-- Start --

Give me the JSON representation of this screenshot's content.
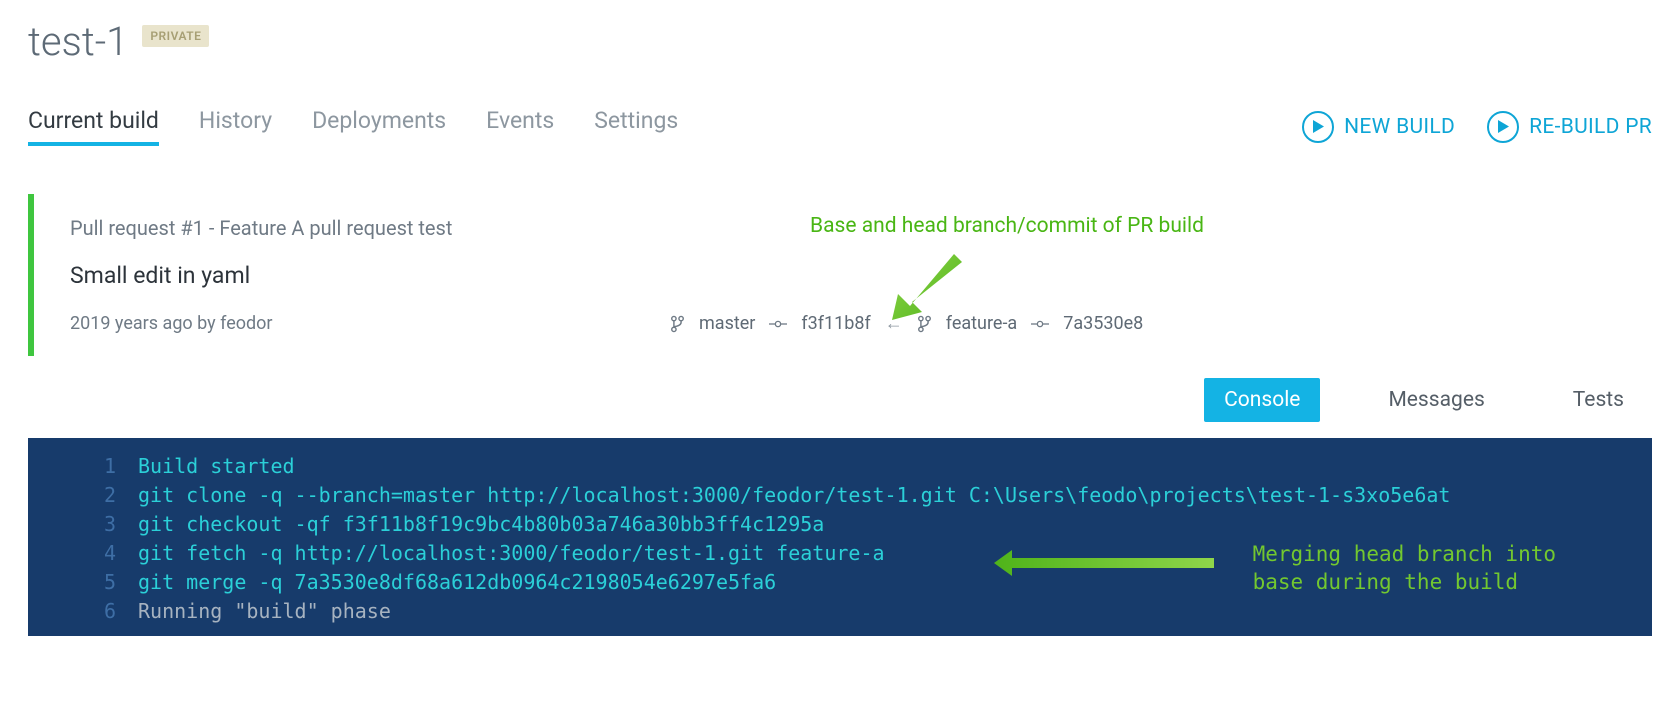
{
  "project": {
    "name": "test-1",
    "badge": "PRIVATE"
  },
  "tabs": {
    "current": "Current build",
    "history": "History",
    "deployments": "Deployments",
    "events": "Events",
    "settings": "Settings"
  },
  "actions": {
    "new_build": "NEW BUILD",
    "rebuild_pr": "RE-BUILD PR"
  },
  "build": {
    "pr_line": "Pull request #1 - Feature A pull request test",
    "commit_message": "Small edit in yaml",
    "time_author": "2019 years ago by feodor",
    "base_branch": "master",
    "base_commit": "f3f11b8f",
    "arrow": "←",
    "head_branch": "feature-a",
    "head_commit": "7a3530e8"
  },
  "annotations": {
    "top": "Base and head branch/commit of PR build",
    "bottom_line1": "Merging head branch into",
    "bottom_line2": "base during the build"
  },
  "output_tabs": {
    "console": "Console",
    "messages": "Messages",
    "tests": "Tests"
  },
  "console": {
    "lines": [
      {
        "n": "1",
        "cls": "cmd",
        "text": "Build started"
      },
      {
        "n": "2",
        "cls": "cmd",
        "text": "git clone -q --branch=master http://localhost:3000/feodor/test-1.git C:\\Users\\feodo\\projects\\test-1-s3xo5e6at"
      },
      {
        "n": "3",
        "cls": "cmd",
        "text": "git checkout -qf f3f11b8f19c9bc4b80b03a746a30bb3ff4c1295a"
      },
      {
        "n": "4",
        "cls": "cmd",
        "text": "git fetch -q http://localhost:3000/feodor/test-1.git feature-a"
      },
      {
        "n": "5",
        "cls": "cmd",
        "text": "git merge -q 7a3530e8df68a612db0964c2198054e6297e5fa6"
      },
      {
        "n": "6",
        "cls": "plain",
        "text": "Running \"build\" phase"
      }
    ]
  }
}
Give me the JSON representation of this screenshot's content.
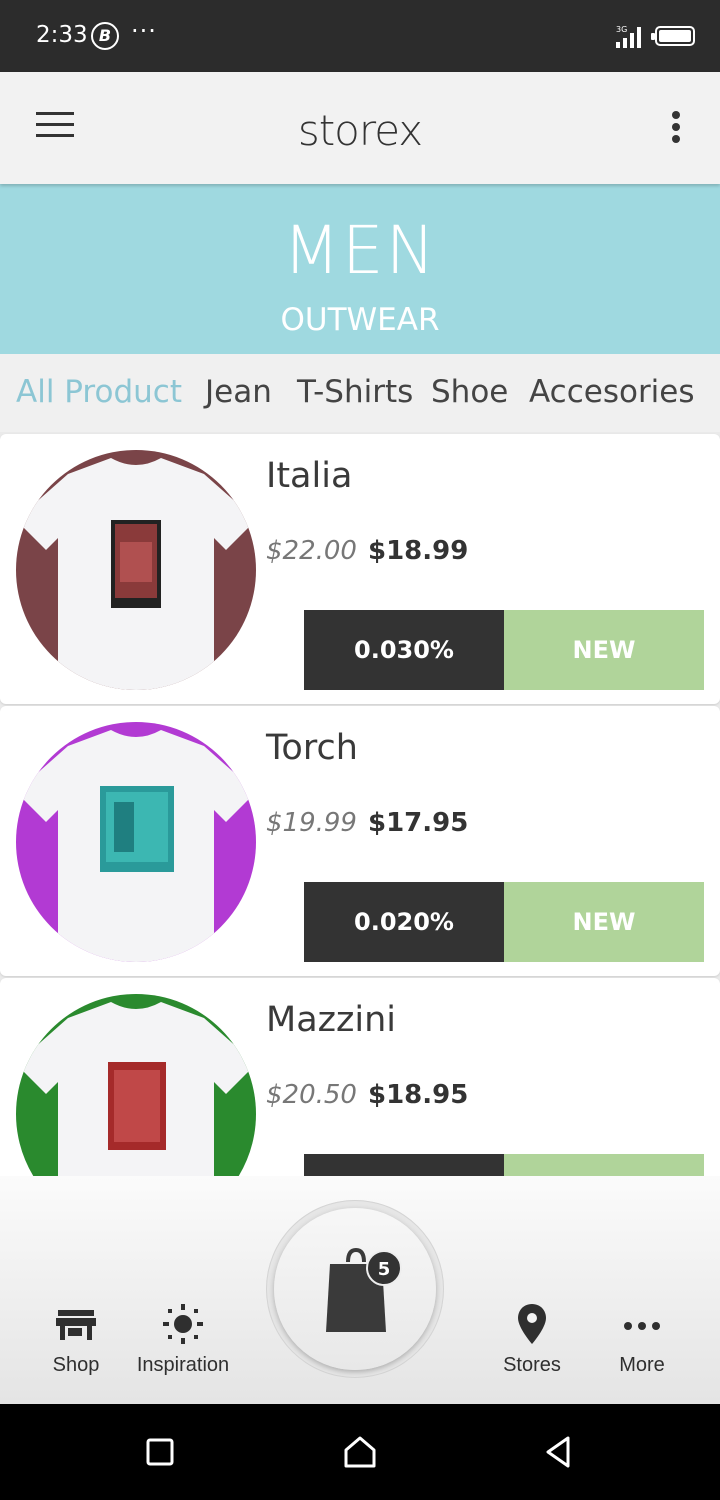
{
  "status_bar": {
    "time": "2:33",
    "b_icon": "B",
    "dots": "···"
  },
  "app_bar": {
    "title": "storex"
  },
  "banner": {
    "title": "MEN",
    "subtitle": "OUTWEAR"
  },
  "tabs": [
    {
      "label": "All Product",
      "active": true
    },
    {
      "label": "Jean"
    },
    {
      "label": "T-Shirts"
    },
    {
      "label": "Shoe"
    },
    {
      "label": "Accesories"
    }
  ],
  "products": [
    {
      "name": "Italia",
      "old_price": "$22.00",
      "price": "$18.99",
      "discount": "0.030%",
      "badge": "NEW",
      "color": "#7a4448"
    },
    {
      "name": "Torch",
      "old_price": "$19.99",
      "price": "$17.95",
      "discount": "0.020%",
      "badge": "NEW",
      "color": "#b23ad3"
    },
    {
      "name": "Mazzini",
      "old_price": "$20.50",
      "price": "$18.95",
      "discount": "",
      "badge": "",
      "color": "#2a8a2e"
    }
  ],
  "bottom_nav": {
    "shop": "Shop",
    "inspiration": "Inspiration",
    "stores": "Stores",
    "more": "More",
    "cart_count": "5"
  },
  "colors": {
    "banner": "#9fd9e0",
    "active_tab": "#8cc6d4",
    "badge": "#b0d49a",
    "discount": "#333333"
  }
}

-- End --

Copy all lines from the data that hold the word "http".

        "text": "git clone -q --branch=master http://localhost:3000/feodor/test-1.git C:\\Users\\feodo\\projects\\test-1-s3xo5e6at"
        "text": "git fetch -q http://localhost:3000/feodor/test-1.git feature-a"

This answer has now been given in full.